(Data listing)
------------------------------------
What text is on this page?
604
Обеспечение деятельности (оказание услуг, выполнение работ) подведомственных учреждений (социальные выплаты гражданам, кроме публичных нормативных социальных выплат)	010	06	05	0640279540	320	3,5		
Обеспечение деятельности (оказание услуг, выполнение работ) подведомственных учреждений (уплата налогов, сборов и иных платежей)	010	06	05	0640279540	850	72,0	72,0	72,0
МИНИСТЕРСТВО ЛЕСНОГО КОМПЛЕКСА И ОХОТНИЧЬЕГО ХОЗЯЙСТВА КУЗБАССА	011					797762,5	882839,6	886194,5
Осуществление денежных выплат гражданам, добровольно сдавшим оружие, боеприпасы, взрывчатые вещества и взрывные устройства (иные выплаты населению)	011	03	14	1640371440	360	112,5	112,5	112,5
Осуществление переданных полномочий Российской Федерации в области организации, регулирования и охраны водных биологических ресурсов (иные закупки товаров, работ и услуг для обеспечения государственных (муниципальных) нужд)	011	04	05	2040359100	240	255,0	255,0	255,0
------------------------------------
### REQUIREMENT
Set down all of the records shown above once more, exactly.

### REPLY
What text is on this page?
604
Обеспечение деятельности (оказание услуг, выполнение работ) подведомственных учреждений (социальные выплаты гражданам, кроме публичных нормативных социальных выплат)	010	06	05	0640279540	320	3,5		
Обеспечение деятельности (оказание услуг, выполнение работ) подведомственных учреждений (уплата налогов, сборов и иных платежей)	010	06	05	0640279540	850	72,0	72,0	72,0
МИНИСТЕРСТВО ЛЕСНОГО КОМПЛЕКСА И ОХОТНИЧЬЕГО ХОЗЯЙСТВА КУЗБАССА	011					797762,5	882839,6	886194,5
Осуществление денежных выплат гражданам, добровольно сдавшим оружие, боеприпасы, взрывчатые вещества и взрывные устройства (иные выплаты населению)	011	03	14	1640371440	360	112,5	112,5	112,5
Осуществление переданных полномочий Российской Федерации в области организации, регулирования и охраны водных биологических ресурсов (иные закупки товаров, работ и услуг для обеспечения государственных (муниципальных) нужд)	011	04	05	2040359100	240	255,0	255,0	255,0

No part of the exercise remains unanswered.